Stored data
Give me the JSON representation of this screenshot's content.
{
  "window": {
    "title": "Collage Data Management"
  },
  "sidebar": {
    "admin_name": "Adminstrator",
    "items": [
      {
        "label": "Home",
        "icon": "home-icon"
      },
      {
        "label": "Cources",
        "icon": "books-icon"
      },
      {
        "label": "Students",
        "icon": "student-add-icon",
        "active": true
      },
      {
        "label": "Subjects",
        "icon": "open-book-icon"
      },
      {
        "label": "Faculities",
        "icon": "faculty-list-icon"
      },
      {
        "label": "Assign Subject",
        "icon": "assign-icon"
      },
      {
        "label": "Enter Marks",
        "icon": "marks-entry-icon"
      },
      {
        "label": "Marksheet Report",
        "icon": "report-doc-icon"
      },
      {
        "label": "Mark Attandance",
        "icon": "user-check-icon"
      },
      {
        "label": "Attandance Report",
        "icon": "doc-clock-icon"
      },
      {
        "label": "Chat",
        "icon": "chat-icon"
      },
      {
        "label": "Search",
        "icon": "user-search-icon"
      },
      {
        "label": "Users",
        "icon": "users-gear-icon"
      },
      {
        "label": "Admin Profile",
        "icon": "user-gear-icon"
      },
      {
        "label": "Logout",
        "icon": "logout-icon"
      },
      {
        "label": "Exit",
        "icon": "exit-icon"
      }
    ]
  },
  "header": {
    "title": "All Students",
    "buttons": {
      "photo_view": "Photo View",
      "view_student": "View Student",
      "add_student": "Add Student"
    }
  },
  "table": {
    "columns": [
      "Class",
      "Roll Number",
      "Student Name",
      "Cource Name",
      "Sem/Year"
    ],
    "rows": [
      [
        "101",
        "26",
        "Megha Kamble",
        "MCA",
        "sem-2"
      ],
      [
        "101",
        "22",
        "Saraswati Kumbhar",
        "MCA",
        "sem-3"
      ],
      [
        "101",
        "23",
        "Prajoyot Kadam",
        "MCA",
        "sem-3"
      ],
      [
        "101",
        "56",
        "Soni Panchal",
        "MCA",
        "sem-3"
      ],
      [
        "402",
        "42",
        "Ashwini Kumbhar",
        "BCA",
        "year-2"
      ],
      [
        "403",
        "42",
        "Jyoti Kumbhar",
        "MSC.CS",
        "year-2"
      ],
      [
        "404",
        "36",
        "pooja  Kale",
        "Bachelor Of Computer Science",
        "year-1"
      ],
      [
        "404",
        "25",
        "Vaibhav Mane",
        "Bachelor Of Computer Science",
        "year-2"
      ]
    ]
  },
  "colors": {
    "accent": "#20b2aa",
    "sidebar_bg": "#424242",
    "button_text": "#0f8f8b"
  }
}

▶ Instructions to follow:
Count every line in the entries above where the word "gear" appears; respond with the number alone.

▶ Response:
2